Set task: Search the data below for the word "screenshot" and copy each line that holds it.

Start Provided data

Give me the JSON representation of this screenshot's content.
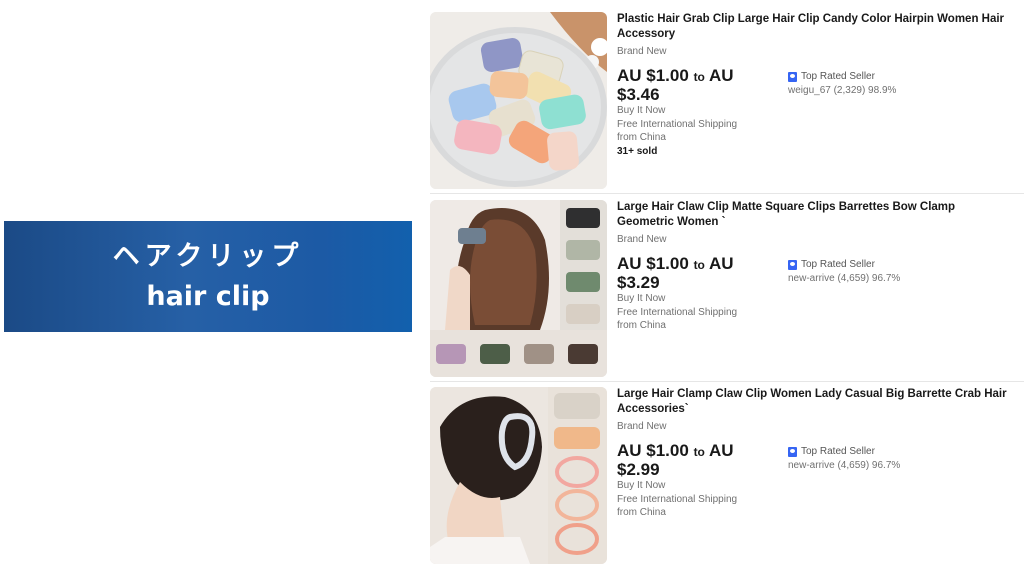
{
  "banner": {
    "jp": "ヘアクリップ",
    "en": "hair clip"
  },
  "listings": [
    {
      "title": "Plastic Hair Grab Clip Large Hair Clip Candy Color Hairpin Women Hair Accessory",
      "condition": "Brand New",
      "price_low": "AU $1.00",
      "to": "to",
      "price_high_a": "AU",
      "price_high_b": "$3.46",
      "buy": "Buy It Now",
      "ship1": "Free International Shipping",
      "ship2": "from China",
      "sold": "31+ sold",
      "badge": "Top Rated Seller",
      "seller": "weigu_67 (2,329) 98.9%"
    },
    {
      "title": "Large Hair Claw Clip Matte Square Clips Barrettes Bow Clamp Geometric Women `",
      "condition": "Brand New",
      "price_low": "AU $1.00",
      "to": "to",
      "price_high_a": "AU",
      "price_high_b": "$3.29",
      "buy": "Buy It Now",
      "ship1": "Free International Shipping",
      "ship2": "from China",
      "badge": "Top Rated Seller",
      "seller": "new-arrive (4,659) 96.7%"
    },
    {
      "title": "Large Hair Clamp Claw Clip Women Lady Casual Big Barrette Crab Hair Accessories`",
      "condition": "Brand New",
      "price_low": "AU $1.00",
      "to": "to",
      "price_high_a": "AU",
      "price_high_b": "$2.99",
      "buy": "Buy It Now",
      "ship1": "Free International Shipping",
      "ship2": "from China",
      "badge": "Top Rated Seller",
      "seller": "new-arrive (4,659) 96.7%"
    }
  ],
  "colors": {
    "banner": "#1c5aa5",
    "badge": "#3665f3"
  },
  "icons": {
    "badge": "top-rated-seller-icon"
  }
}
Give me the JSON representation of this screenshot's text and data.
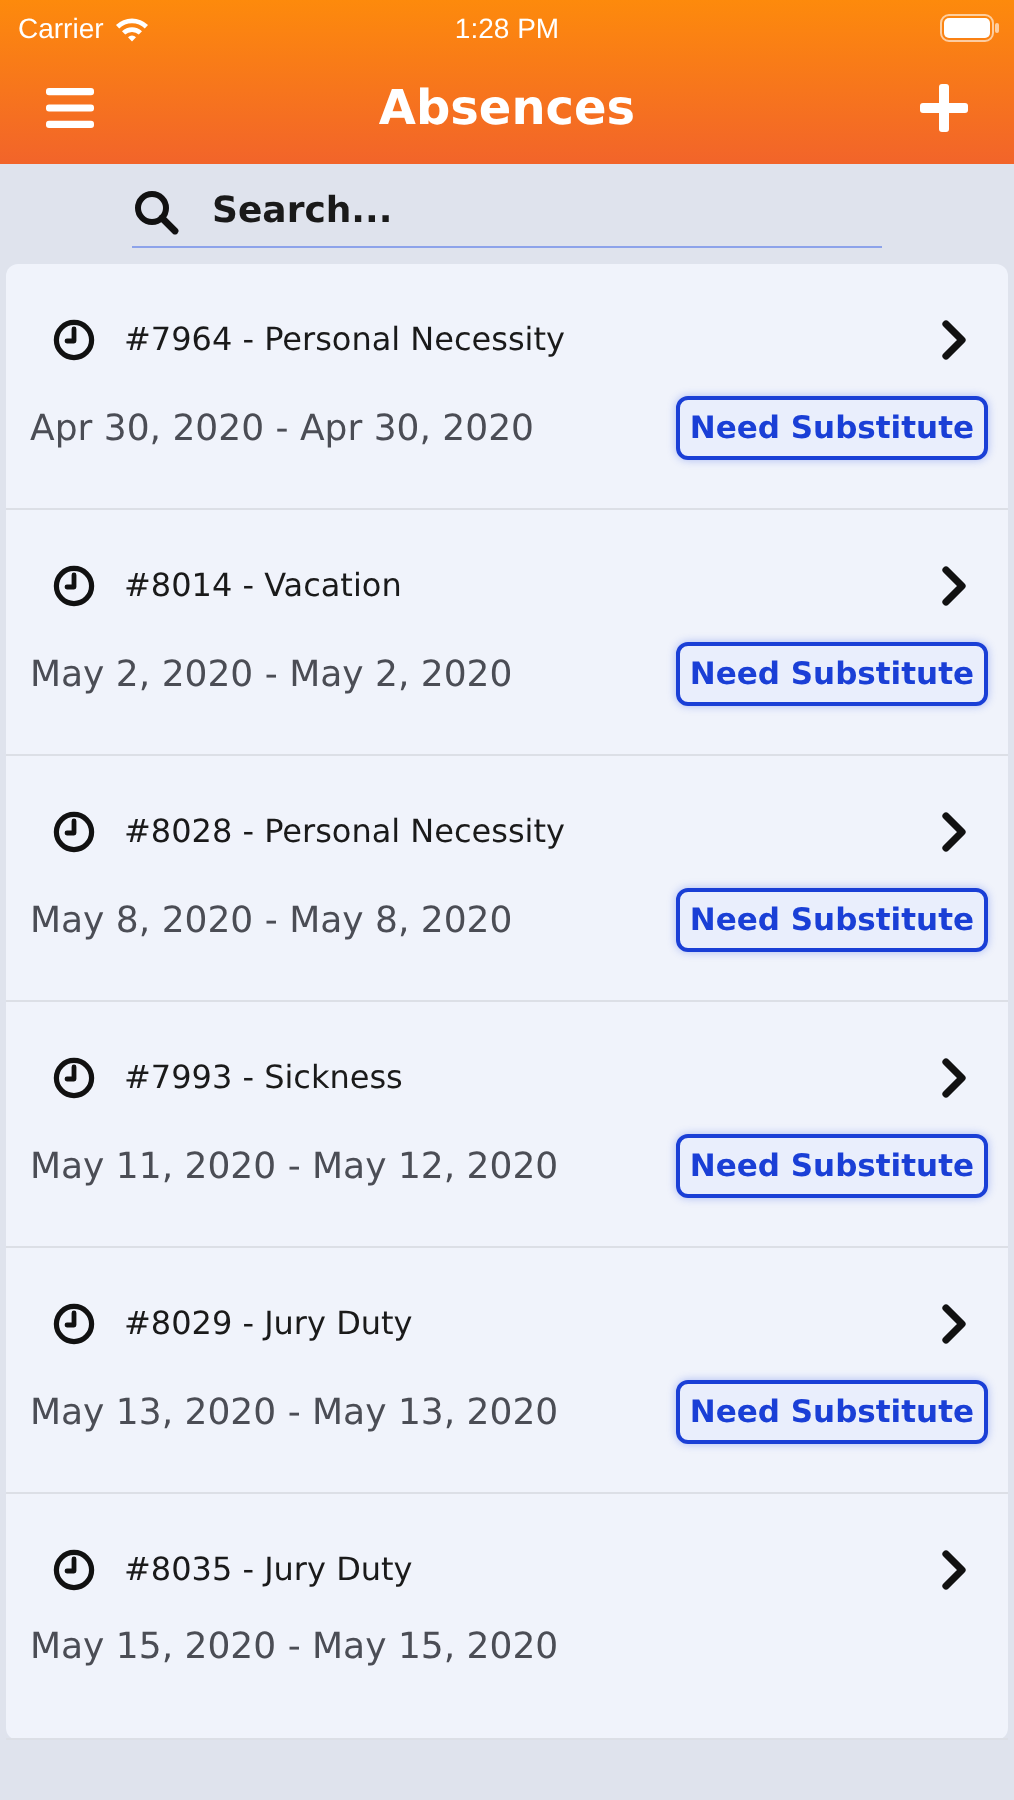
{
  "status_bar": {
    "carrier": "Carrier",
    "time": "1:28 PM"
  },
  "nav": {
    "title": "Absences"
  },
  "search": {
    "placeholder": "Search..."
  },
  "absences": [
    {
      "title": "#7964 - Personal Necessity",
      "dates": "Apr 30, 2020 - Apr 30, 2020",
      "badge": "Need Substitute"
    },
    {
      "title": "#8014 - Vacation",
      "dates": "May 2, 2020 - May 2, 2020",
      "badge": "Need Substitute"
    },
    {
      "title": "#8028 - Personal Necessity",
      "dates": "May 8, 2020 - May 8, 2020",
      "badge": "Need Substitute"
    },
    {
      "title": "#7993 - Sickness",
      "dates": "May 11, 2020 - May 12, 2020",
      "badge": "Need Substitute"
    },
    {
      "title": "#8029 - Jury Duty",
      "dates": "May 13, 2020 - May 13, 2020",
      "badge": "Need Substitute"
    },
    {
      "title": "#8035 - Jury Duty",
      "dates": "May 15, 2020 - May 15, 2020"
    }
  ]
}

End Provided data

Exercise solution:
Give me the JSON representation of this screenshot's content.
Give me the JSON representation of this screenshot's text and data.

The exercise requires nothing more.